Where does the string "BUILT" appear? Copy every line of the entries below that holds it.

======== Source data ========

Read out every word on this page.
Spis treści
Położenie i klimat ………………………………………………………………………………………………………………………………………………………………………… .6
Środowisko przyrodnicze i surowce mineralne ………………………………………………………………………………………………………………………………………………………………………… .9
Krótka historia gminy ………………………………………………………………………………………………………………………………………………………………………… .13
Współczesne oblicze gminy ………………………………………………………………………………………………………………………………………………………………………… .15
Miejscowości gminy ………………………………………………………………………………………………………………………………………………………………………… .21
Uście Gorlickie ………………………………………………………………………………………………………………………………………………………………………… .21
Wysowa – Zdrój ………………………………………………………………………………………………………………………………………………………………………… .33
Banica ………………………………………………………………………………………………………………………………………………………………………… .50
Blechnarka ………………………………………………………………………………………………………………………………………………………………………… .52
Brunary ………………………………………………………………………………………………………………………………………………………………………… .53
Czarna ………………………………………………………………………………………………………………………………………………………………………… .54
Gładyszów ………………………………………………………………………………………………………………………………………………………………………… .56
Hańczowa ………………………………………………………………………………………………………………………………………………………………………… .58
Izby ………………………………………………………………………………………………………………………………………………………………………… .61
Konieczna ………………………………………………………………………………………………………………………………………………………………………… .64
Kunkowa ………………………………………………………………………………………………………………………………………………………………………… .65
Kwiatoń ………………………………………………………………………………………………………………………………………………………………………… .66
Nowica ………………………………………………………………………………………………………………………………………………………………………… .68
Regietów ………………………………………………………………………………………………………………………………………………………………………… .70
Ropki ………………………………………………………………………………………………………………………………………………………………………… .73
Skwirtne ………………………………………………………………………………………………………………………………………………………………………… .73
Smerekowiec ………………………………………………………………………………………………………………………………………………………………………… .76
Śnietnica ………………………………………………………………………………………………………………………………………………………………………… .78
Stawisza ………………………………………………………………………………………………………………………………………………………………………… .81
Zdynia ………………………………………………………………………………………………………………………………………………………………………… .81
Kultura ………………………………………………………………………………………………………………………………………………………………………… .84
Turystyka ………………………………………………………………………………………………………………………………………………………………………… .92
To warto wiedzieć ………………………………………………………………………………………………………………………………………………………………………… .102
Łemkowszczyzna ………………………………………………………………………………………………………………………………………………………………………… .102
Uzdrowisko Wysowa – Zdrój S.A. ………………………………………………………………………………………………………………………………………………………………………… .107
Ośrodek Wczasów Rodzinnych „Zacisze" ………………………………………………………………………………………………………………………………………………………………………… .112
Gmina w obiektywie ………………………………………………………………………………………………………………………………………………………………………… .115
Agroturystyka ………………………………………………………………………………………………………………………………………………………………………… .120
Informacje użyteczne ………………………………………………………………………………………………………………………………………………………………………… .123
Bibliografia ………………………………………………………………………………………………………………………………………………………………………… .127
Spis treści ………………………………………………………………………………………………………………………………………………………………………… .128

========
======== Source data ========

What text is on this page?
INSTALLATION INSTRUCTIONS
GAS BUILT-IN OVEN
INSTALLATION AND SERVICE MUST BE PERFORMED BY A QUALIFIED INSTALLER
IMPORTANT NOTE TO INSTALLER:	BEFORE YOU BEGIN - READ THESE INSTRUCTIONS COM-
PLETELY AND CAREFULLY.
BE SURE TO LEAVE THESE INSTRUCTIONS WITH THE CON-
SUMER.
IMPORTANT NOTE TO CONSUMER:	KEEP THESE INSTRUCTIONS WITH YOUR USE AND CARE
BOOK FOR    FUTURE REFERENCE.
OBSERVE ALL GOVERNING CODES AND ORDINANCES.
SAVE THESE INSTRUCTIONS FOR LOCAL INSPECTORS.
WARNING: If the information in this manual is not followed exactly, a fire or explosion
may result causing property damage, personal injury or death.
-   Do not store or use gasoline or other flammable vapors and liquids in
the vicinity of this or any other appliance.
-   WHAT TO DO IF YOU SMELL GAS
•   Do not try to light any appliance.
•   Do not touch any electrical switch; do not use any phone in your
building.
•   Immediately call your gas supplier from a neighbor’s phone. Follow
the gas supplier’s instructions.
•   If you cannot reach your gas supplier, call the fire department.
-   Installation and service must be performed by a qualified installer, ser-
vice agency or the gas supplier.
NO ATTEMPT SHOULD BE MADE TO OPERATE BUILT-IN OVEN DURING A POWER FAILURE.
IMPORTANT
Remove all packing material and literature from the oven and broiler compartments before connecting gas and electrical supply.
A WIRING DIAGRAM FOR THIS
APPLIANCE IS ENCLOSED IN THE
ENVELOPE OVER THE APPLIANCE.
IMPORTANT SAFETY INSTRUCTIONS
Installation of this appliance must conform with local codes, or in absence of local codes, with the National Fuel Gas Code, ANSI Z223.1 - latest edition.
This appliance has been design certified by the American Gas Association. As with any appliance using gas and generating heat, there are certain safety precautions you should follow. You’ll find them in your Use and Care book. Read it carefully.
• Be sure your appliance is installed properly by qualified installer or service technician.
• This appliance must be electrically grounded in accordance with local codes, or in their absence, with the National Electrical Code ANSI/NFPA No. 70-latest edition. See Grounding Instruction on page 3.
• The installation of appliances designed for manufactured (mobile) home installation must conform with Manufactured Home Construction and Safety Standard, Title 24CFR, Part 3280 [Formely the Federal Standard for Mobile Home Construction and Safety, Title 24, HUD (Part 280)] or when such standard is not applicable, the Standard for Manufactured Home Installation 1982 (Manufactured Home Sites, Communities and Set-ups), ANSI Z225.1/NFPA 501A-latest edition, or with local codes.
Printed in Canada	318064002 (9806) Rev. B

========
======== Source data ========

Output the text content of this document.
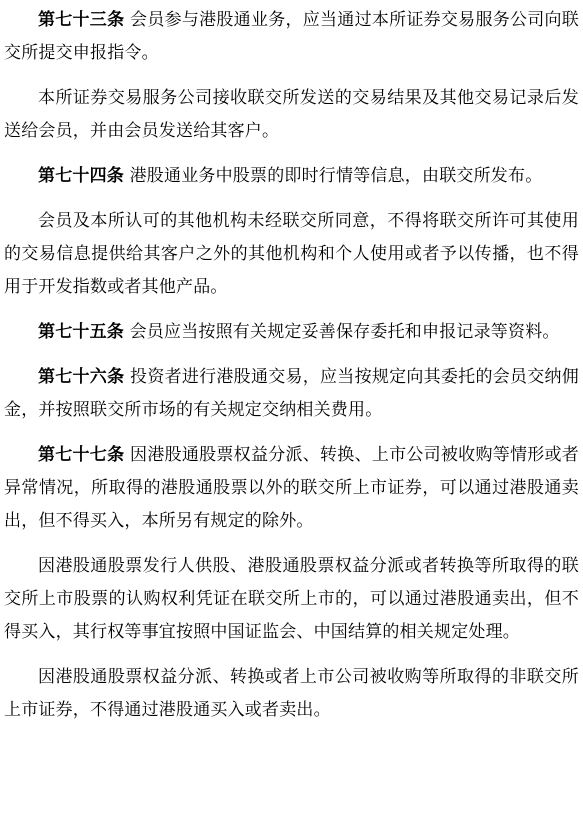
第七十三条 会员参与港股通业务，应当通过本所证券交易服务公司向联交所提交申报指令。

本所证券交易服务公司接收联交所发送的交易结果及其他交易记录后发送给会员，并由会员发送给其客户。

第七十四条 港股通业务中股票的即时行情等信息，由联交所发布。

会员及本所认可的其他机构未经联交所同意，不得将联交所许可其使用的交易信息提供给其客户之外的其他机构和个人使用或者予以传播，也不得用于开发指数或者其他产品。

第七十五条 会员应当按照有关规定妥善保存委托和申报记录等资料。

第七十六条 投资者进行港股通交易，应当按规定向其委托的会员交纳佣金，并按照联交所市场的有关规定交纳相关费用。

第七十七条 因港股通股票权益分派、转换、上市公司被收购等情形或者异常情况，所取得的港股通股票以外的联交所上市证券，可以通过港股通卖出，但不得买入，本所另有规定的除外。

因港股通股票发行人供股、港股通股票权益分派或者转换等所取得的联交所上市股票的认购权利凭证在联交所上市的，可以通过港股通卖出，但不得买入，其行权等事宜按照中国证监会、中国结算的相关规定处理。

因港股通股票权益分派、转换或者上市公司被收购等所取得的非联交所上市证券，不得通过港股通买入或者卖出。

========

# Completed task
GAS BUILT-IN OVEN
NO ATTEMPT SHOULD BE MADE TO OPERATE BUILT-IN OVEN DURING A POWER FAILURE.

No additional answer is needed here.